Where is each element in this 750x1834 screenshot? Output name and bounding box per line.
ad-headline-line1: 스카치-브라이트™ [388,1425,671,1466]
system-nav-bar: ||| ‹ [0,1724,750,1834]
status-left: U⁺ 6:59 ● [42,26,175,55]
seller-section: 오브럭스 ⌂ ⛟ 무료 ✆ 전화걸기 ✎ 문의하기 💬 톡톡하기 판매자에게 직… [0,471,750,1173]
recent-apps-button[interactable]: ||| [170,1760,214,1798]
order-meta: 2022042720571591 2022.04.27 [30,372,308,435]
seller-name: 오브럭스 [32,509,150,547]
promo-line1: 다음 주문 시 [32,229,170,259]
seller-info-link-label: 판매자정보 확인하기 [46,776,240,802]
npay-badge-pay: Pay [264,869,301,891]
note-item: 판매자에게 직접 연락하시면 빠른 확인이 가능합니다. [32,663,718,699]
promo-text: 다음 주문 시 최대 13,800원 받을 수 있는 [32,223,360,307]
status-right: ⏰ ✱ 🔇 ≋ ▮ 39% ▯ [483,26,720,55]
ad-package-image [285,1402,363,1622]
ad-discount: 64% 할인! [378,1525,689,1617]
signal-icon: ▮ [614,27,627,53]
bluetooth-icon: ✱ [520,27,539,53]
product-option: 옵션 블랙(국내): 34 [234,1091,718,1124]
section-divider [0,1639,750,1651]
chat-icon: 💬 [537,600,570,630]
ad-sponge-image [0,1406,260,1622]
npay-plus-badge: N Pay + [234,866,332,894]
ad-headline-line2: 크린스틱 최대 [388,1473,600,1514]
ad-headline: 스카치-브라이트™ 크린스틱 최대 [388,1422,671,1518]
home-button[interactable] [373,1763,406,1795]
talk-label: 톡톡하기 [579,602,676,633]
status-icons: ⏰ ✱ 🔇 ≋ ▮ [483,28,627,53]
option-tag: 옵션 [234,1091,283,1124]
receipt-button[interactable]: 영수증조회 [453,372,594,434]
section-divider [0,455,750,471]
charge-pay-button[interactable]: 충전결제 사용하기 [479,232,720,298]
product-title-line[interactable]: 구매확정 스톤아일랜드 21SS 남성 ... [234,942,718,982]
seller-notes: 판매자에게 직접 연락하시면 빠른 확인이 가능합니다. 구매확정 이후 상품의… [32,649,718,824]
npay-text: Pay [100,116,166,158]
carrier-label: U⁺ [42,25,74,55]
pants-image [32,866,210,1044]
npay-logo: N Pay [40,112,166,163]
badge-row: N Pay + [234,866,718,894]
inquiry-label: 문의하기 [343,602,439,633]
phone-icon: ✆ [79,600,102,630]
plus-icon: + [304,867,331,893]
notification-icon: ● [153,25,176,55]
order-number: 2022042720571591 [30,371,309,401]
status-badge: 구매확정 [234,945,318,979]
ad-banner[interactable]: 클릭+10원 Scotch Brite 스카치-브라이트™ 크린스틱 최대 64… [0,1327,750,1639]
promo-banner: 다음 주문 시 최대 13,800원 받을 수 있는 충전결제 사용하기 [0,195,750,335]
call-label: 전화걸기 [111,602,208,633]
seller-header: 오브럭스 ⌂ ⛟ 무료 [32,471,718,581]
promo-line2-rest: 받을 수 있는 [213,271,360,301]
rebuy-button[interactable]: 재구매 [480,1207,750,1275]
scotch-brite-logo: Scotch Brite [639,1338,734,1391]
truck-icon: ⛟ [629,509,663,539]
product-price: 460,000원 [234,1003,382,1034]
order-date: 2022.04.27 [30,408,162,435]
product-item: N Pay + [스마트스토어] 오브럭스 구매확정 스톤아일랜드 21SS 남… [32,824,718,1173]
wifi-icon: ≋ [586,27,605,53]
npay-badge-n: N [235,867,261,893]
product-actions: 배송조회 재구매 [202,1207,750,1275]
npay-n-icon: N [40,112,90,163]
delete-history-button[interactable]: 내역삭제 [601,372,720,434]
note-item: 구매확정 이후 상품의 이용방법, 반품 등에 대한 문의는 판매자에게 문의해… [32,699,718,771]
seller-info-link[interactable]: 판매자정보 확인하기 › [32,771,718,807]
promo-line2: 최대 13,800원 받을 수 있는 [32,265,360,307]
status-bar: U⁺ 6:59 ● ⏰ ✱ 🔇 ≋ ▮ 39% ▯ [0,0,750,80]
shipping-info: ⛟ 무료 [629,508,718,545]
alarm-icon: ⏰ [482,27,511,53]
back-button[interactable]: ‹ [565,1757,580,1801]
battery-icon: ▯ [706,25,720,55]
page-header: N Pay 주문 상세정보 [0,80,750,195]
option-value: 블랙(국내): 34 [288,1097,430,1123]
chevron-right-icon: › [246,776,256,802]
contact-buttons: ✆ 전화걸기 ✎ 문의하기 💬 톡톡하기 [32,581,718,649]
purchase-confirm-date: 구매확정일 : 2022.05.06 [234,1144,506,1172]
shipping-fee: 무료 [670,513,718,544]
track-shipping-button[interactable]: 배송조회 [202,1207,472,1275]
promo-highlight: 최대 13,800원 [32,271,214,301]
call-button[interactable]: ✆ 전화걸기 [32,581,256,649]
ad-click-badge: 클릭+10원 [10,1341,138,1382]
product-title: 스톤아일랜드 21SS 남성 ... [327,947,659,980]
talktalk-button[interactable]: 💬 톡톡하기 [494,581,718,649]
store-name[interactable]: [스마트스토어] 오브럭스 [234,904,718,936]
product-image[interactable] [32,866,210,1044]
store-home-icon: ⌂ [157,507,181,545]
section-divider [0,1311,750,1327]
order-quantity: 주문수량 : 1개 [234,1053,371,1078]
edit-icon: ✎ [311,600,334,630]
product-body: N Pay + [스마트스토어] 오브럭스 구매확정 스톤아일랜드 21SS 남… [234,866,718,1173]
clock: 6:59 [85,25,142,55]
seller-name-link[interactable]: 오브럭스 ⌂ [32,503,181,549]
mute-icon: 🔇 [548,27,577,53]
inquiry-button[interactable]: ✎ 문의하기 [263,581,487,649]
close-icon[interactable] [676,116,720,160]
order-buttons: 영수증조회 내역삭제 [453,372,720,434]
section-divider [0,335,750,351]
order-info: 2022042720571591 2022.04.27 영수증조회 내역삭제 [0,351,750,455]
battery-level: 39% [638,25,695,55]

*-*-*

Reproduce every one of the rows above verbatim, line for line.

- [RESPONSE BELOW]:
Where is each element in this 750x1834 screenshot? Output name and bounding box per line.
ad-headline-line1: 스카치-브라이트™ [388,1425,671,1466]
system-nav-bar: ||| ‹ [0,1724,750,1834]
status-left: U⁺ 6:59 ● [42,26,175,55]
seller-section: 오브럭스 ⌂ ⛟ 무료 ✆ 전화걸기 ✎ 문의하기 💬 톡톡하기 판매자에게 직… [0,471,750,1173]
recent-apps-button[interactable]: ||| [170,1760,214,1798]
order-meta: 2022042720571591 2022.04.27 [30,372,308,435]
seller-name: 오브럭스 [32,509,150,547]
promo-line1: 다음 주문 시 [32,229,170,259]
seller-info-link-label: 판매자정보 확인하기 [46,776,240,802]
npay-badge-pay: Pay [264,869,301,891]
note-item: 판매자에게 직접 연락하시면 빠른 확인이 가능합니다. [32,663,718,699]
promo-text: 다음 주문 시 최대 13,800원 받을 수 있는 [32,223,360,307]
status-right: ⏰ ✱ 🔇 ≋ ▮ 39% ▯ [483,26,720,55]
ad-package-image [285,1402,363,1622]
ad-discount: 64% 할인! [378,1525,689,1617]
signal-icon: ▮ [614,27,627,53]
bluetooth-icon: ✱ [520,27,539,53]
product-option: 옵션 블랙(국내): 34 [234,1091,718,1124]
section-divider [0,1639,750,1651]
chat-icon: 💬 [537,600,570,630]
ad-sponge-image [0,1406,260,1622]
npay-plus-badge: N Pay + [234,866,332,894]
ad-headline-line2: 크린스틱 최대 [388,1473,600,1514]
ad-headline: 스카치-브라이트™ 크린스틱 최대 [388,1422,671,1518]
home-button[interactable] [373,1763,406,1795]
talk-label: 톡톡하기 [579,602,676,633]
status-icons: ⏰ ✱ 🔇 ≋ ▮ [483,28,627,53]
option-tag: 옵션 [234,1091,283,1124]
receipt-button[interactable]: 영수증조회 [453,372,594,434]
section-divider [0,455,750,471]
charge-pay-button[interactable]: 충전결제 사용하기 [479,232,720,298]
product-title-line[interactable]: 구매확정 스톤아일랜드 21SS 남성 ... [234,942,718,982]
seller-notes: 판매자에게 직접 연락하시면 빠른 확인이 가능합니다. 구매확정 이후 상품의… [32,649,718,824]
npay-text: Pay [100,116,166,158]
carrier-label: U⁺ [42,25,74,55]
pants-image [32,866,210,1044]
npay-logo: N Pay [40,112,166,163]
badge-row: N Pay + [234,866,718,894]
inquiry-label: 문의하기 [343,602,439,633]
phone-icon: ✆ [79,600,102,630]
plus-icon: + [304,867,331,893]
notification-icon: ● [153,25,176,55]
order-number: 2022042720571591 [30,371,309,401]
status-badge: 구매확정 [234,945,318,979]
ad-banner[interactable]: 클릭+10원 Scotch Brite 스카치-브라이트™ 크린스틱 최대 64… [0,1327,750,1639]
promo-banner: 다음 주문 시 최대 13,800원 받을 수 있는 충전결제 사용하기 [0,195,750,335]
call-label: 전화걸기 [111,602,208,633]
seller-header: 오브럭스 ⌂ ⛟ 무료 [32,471,718,581]
promo-line2-rest: 받을 수 있는 [213,271,360,301]
rebuy-button[interactable]: 재구매 [480,1207,750,1275]
scotch-brite-logo: Scotch Brite [639,1338,734,1391]
truck-icon: ⛟ [629,509,663,539]
product-price: 460,000원 [234,1003,382,1034]
order-date: 2022.04.27 [30,408,162,435]
product-item: N Pay + [스마트스토어] 오브럭스 구매확정 스톤아일랜드 21SS 남… [32,824,718,1173]
wifi-icon: ≋ [586,27,605,53]
npay-badge-n: N [235,867,261,893]
product-actions: 배송조회 재구매 [202,1207,750,1275]
npay-n-icon: N [40,112,90,163]
delete-history-button[interactable]: 내역삭제 [601,372,720,434]
note-item: 구매확정 이후 상품의 이용방법, 반품 등에 대한 문의는 판매자에게 문의해… [32,699,718,771]
seller-info-link[interactable]: 판매자정보 확인하기 › [32,771,718,807]
promo-line2: 최대 13,800원 받을 수 있는 [32,265,360,307]
status-bar: U⁺ 6:59 ● ⏰ ✱ 🔇 ≋ ▮ 39% ▯ [0,0,750,80]
shipping-info: ⛟ 무료 [629,508,718,545]
alarm-icon: ⏰ [482,27,511,53]
back-button[interactable]: ‹ [565,1757,580,1801]
battery-icon: ▯ [706,25,720,55]
page-header: N Pay 주문 상세정보 [0,80,750,195]
option-value: 블랙(국내): 34 [288,1097,430,1123]
chevron-right-icon: › [246,776,256,802]
contact-buttons: ✆ 전화걸기 ✎ 문의하기 💬 톡톡하기 [32,581,718,649]
purchase-confirm-date: 구매확정일 : 2022.05.06 [234,1144,506,1172]
shipping-fee: 무료 [670,513,718,544]
track-shipping-button[interactable]: 배송조회 [202,1207,472,1275]
promo-highlight: 최대 13,800원 [32,271,214,301]
call-button[interactable]: ✆ 전화걸기 [32,581,256,649]
ad-click-badge: 클릭+10원 [10,1341,138,1382]
product-title: 스톤아일랜드 21SS 남성 ... [327,947,659,980]
talktalk-button[interactable]: 💬 톡톡하기 [494,581,718,649]
store-name[interactable]: [스마트스토어] 오브럭스 [234,904,718,936]
product-image[interactable] [32,866,210,1044]
store-home-icon: ⌂ [157,507,181,545]
section-divider [0,1311,750,1327]
order-quantity: 주문수량 : 1개 [234,1053,371,1078]
edit-icon: ✎ [311,600,334,630]
product-body: N Pay + [스마트스토어] 오브럭스 구매확정 스톤아일랜드 21SS 남… [234,866,718,1173]
clock: 6:59 [85,25,142,55]
seller-name-link[interactable]: 오브럭스 ⌂ [32,503,181,549]
mute-icon: 🔇 [548,27,577,53]
inquiry-button[interactable]: ✎ 문의하기 [263,581,487,649]
close-icon[interactable] [676,116,720,160]
order-buttons: 영수증조회 내역삭제 [453,372,720,434]
section-divider [0,335,750,351]
order-info: 2022042720571591 2022.04.27 영수증조회 내역삭제 [0,351,750,455]
battery-level: 39% [638,25,695,55]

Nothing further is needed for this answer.